● **INSTRUCTION**
For the entries that follow, state how many lines include the word "series", giving the number and nothing else.

● **RECORDS FOR THE EXERCISE**
═══

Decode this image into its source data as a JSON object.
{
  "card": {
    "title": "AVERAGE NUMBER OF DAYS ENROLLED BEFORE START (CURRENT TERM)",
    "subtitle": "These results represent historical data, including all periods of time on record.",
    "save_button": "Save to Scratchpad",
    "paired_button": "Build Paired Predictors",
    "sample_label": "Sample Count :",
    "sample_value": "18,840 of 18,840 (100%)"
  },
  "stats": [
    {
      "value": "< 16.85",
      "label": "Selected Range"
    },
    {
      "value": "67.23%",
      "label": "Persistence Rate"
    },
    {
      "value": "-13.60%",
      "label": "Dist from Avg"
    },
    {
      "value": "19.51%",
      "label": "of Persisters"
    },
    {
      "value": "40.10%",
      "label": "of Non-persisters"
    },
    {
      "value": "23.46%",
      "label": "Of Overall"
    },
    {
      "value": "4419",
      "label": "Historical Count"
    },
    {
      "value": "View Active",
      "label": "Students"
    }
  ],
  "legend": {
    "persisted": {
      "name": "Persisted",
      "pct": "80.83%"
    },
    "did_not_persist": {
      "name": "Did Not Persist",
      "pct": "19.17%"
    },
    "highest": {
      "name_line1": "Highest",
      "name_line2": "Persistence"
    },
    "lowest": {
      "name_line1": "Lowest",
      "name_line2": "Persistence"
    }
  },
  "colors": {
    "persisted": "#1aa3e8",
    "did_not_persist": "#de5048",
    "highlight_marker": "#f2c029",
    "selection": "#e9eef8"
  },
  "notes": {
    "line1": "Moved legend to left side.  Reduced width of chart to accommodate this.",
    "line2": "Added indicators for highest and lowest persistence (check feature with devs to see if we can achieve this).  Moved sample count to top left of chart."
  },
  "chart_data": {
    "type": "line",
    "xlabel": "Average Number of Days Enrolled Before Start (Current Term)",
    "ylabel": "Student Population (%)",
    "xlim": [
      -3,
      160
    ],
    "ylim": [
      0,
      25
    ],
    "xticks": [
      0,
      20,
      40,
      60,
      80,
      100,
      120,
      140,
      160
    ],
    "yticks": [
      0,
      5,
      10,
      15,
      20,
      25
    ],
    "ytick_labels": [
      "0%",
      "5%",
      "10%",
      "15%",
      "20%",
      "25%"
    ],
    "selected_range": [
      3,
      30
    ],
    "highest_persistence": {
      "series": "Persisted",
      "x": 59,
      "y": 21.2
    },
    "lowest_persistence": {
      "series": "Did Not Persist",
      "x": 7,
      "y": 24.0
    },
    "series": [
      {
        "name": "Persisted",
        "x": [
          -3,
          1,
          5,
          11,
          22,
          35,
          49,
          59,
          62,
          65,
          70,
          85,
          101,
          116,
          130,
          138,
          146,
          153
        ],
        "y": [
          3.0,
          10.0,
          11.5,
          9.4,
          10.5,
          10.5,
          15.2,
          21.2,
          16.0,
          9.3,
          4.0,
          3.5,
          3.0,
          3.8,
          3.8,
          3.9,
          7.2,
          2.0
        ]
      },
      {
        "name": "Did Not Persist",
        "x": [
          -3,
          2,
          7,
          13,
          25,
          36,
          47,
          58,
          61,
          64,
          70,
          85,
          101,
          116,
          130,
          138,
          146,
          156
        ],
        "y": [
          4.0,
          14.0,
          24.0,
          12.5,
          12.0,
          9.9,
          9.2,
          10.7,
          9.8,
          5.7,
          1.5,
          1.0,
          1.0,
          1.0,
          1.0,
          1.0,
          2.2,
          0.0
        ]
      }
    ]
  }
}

═══

● **EXERCISE RESULT**
3